• [Exercise]
Of the lines in the entries below, state how many hold the word "Geylani". Say nothing else.

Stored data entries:
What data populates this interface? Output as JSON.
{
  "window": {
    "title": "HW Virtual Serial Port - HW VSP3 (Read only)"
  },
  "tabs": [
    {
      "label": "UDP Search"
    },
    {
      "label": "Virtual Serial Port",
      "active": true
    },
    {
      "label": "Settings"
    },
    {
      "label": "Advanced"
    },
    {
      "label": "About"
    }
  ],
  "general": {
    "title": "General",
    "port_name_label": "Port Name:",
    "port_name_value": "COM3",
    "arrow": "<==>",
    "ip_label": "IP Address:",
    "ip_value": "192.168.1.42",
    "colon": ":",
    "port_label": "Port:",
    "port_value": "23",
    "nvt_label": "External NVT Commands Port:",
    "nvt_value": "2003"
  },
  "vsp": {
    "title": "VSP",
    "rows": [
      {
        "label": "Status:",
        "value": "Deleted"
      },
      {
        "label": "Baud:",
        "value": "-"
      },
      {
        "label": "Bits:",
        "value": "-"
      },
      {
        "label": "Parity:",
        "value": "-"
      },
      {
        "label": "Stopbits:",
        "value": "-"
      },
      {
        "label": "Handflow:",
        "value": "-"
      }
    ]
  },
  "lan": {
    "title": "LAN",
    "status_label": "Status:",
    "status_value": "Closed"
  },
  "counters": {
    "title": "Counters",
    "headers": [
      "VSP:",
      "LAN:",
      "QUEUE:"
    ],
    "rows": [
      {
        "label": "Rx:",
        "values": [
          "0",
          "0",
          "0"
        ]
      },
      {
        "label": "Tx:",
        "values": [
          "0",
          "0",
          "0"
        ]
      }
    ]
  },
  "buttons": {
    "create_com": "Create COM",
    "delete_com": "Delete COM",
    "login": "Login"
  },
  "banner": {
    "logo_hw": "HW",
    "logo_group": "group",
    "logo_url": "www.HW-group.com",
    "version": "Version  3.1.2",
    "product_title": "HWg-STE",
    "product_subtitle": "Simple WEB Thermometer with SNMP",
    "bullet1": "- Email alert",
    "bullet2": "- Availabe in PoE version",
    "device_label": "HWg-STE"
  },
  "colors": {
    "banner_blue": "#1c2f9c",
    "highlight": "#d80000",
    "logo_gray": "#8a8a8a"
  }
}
--
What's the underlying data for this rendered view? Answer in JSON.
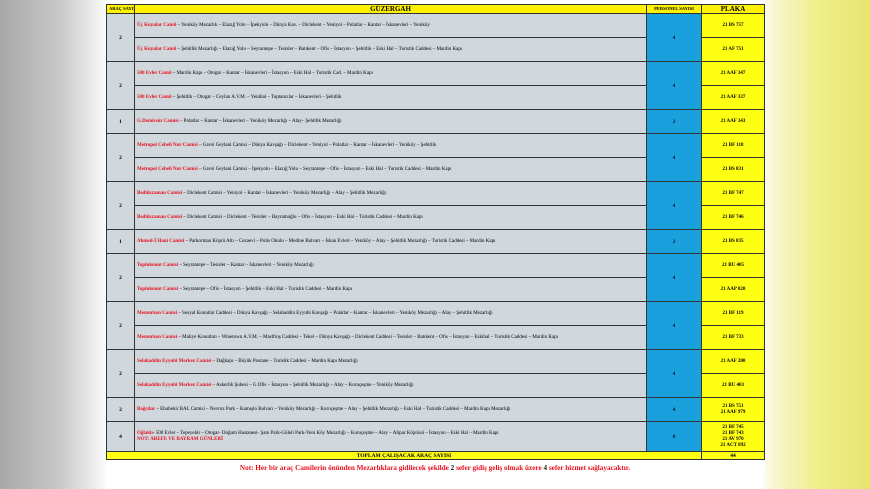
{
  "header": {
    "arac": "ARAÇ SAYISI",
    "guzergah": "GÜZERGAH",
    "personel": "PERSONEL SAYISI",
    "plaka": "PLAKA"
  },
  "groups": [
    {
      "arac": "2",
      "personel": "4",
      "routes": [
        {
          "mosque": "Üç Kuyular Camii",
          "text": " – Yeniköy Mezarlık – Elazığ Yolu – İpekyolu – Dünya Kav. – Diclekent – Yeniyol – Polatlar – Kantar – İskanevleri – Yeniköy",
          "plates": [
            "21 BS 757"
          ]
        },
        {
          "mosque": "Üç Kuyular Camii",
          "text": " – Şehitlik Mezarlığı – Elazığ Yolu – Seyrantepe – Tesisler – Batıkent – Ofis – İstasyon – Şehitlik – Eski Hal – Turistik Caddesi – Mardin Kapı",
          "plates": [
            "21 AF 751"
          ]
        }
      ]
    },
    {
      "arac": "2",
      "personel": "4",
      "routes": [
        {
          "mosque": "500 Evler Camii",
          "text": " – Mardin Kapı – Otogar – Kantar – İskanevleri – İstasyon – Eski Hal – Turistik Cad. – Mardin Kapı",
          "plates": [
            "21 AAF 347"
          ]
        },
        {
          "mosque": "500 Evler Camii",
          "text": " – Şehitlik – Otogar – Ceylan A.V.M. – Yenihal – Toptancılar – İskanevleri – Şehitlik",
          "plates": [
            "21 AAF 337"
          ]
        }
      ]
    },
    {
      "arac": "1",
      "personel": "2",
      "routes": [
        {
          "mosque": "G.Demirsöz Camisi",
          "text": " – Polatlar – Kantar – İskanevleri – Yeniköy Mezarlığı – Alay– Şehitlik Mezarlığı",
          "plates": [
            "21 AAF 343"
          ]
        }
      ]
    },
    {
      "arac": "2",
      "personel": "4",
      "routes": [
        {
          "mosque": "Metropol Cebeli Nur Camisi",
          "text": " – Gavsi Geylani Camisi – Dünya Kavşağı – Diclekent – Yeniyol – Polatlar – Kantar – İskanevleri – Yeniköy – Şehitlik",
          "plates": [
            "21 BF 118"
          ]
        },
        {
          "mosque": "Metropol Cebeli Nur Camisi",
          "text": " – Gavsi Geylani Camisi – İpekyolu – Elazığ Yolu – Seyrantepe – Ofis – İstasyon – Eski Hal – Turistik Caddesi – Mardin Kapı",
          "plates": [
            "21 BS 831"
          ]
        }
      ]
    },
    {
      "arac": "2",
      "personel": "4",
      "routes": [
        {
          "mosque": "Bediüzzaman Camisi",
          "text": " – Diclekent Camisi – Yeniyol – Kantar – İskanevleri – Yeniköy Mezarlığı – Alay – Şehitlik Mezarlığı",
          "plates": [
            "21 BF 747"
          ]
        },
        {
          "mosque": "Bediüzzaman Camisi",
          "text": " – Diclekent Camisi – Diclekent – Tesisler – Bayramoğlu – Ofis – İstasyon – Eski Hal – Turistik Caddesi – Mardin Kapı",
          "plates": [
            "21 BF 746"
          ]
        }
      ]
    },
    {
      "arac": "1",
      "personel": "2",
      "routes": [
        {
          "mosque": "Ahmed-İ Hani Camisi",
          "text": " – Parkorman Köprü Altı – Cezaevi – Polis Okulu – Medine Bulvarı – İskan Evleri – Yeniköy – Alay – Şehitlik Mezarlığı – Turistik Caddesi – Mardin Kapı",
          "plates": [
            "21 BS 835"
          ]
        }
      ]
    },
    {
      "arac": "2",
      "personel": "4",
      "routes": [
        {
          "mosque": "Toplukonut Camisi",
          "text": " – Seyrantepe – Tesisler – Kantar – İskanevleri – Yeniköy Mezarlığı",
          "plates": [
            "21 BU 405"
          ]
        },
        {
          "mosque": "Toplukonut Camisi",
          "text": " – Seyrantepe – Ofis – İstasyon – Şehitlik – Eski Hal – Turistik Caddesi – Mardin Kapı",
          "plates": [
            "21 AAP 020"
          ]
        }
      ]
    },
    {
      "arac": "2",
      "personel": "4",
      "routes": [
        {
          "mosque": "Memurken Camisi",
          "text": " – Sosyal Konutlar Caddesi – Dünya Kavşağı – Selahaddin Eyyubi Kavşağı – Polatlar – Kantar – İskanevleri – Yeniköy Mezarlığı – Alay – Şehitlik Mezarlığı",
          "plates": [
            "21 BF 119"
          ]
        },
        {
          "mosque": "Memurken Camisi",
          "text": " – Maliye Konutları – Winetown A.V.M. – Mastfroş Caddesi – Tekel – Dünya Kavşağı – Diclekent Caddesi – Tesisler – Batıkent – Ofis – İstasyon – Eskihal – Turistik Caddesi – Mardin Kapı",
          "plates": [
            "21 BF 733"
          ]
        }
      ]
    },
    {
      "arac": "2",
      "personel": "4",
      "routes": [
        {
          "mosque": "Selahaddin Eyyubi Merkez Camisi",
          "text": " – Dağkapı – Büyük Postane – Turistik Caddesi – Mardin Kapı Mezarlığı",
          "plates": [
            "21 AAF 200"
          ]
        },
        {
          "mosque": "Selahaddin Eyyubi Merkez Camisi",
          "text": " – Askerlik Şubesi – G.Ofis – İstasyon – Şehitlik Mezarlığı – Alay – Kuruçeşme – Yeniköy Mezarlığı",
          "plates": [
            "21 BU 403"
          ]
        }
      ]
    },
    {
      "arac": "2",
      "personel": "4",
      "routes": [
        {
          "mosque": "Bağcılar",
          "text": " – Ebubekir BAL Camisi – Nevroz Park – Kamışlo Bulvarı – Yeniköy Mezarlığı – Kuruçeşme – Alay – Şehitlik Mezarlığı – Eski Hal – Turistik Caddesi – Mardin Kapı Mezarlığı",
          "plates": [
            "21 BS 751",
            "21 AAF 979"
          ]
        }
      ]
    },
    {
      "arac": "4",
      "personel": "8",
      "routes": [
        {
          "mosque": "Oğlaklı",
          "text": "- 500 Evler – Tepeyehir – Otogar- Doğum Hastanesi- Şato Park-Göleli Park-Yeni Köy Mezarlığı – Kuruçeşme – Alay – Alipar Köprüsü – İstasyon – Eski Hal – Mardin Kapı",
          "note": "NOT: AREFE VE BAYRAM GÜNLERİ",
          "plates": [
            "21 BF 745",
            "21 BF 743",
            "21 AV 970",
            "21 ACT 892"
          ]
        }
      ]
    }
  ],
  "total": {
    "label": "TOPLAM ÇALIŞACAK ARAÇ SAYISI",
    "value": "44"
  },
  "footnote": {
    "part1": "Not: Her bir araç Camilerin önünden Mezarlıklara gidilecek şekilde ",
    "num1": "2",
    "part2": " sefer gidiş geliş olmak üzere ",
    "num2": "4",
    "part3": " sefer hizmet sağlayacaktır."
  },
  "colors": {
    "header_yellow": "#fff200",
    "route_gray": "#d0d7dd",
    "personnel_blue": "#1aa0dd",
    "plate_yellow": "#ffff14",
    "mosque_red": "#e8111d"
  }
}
--
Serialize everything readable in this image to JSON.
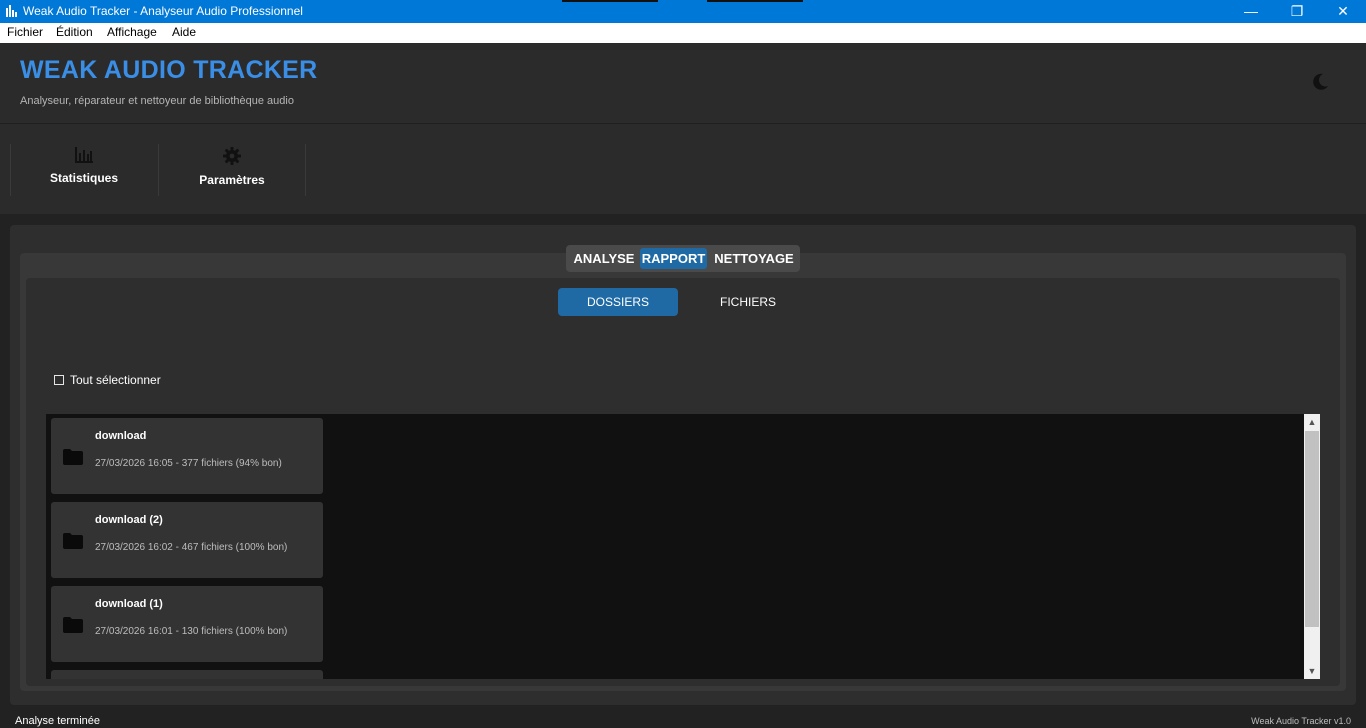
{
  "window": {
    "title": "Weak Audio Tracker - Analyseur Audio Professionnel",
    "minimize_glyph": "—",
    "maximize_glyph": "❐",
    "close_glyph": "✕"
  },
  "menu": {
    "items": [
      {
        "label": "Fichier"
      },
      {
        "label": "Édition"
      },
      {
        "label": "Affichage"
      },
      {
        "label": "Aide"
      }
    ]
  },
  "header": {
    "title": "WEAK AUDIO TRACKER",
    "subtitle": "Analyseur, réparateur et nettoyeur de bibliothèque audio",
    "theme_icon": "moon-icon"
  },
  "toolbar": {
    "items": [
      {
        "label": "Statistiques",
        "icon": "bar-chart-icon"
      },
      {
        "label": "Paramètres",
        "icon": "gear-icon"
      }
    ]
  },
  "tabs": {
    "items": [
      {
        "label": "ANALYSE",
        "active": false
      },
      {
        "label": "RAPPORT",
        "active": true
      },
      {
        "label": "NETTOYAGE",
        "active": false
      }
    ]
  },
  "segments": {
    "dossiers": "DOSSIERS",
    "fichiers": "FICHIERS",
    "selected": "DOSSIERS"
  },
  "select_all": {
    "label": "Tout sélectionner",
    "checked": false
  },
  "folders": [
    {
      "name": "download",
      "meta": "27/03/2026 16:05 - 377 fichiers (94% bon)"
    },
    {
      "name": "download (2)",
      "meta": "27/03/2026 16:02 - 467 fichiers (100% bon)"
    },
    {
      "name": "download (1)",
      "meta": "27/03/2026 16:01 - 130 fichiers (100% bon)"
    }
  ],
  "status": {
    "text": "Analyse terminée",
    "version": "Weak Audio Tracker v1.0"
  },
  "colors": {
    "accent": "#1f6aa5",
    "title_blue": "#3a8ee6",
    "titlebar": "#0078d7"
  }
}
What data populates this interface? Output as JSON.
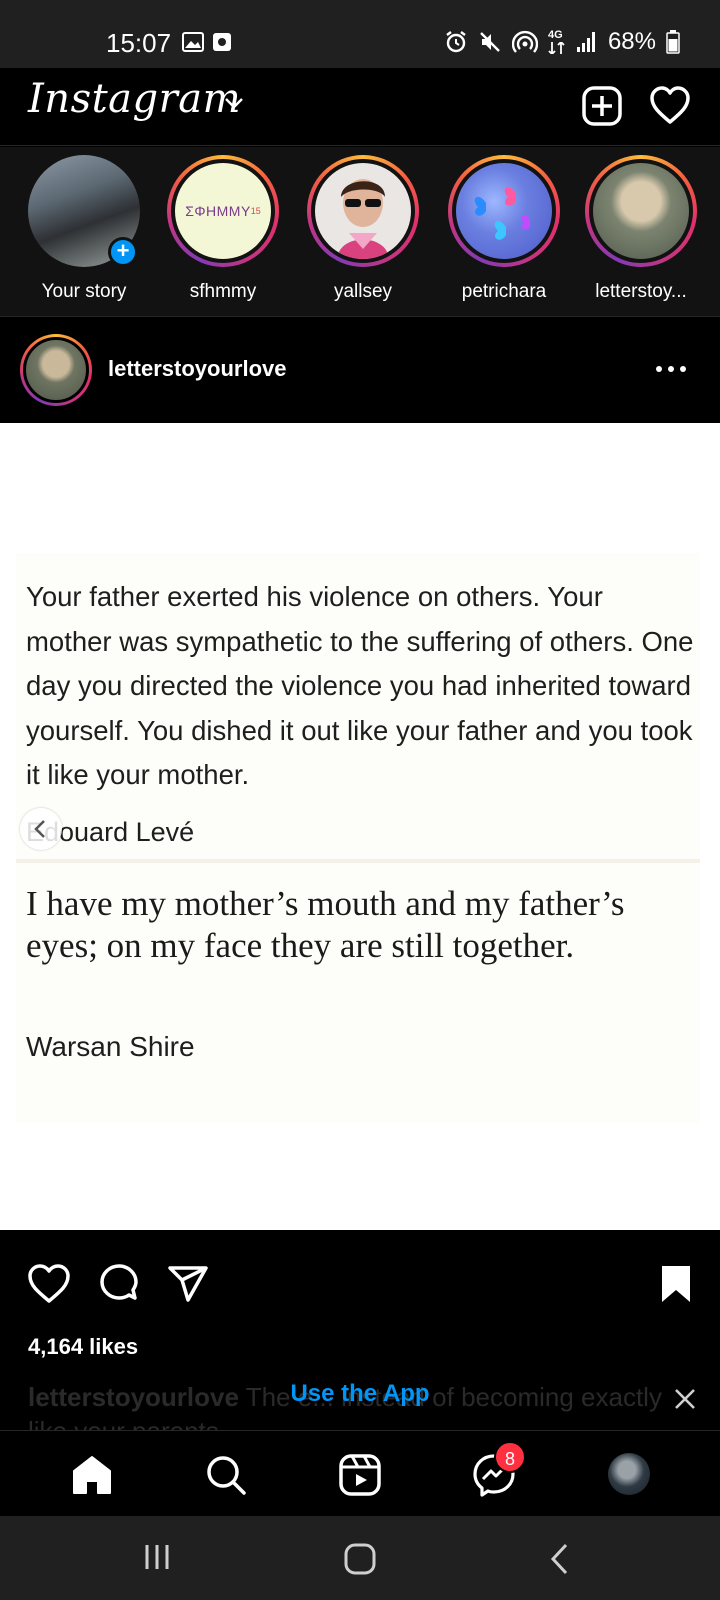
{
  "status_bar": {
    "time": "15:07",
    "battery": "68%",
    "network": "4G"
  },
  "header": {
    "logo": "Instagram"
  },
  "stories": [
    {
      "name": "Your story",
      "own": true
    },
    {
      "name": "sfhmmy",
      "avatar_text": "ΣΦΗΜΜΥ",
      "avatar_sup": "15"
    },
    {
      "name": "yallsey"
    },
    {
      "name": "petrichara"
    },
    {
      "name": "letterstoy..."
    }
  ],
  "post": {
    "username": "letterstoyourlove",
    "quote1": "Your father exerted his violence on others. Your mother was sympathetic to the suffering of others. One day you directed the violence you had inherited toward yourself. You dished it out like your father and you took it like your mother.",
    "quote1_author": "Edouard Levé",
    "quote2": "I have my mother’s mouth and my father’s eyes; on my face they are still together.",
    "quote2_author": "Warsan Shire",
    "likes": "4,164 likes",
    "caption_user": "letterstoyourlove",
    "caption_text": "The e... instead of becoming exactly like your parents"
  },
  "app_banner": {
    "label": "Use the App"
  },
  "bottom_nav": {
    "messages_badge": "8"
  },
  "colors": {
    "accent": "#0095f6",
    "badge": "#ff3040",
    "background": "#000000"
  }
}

• [Correct result]
2